Rows from a dataset
━━━━
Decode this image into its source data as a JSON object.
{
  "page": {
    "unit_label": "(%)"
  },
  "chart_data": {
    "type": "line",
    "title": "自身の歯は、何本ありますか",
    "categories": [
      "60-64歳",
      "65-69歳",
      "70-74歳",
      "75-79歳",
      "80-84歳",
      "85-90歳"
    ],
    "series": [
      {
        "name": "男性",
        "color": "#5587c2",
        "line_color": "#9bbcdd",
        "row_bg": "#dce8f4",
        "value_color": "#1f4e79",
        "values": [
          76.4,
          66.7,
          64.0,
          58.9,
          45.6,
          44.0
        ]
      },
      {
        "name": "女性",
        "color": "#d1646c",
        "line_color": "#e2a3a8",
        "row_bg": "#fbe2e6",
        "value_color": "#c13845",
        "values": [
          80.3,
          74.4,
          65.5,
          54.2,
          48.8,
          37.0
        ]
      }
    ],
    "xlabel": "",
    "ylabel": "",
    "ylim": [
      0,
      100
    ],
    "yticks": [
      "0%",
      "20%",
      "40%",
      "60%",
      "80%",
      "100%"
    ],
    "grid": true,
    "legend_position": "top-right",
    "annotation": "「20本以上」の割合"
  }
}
━━━━
• _TASK DETAILS_: Print all of the data exactly as it was given.

• _RESULT_:
Decode this image into its source data as a JSON object.
{
  "page": {
    "unit_label": "(%)"
  },
  "chart_data": {
    "type": "line",
    "title": "自身の歯は、何本ありますか",
    "categories": [
      "60-64歳",
      "65-69歳",
      "70-74歳",
      "75-79歳",
      "80-84歳",
      "85-90歳"
    ],
    "series": [
      {
        "name": "男性",
        "color": "#5587c2",
        "line_color": "#9bbcdd",
        "row_bg": "#dce8f4",
        "value_color": "#1f4e79",
        "values": [
          76.4,
          66.7,
          64.0,
          58.9,
          45.6,
          44.0
        ]
      },
      {
        "name": "女性",
        "color": "#d1646c",
        "line_color": "#e2a3a8",
        "row_bg": "#fbe2e6",
        "value_color": "#c13845",
        "values": [
          80.3,
          74.4,
          65.5,
          54.2,
          48.8,
          37.0
        ]
      }
    ],
    "xlabel": "",
    "ylabel": "",
    "ylim": [
      0,
      100
    ],
    "yticks": [
      "0%",
      "20%",
      "40%",
      "60%",
      "80%",
      "100%"
    ],
    "grid": true,
    "legend_position": "top-right",
    "annotation": "「20本以上」の割合"
  }
}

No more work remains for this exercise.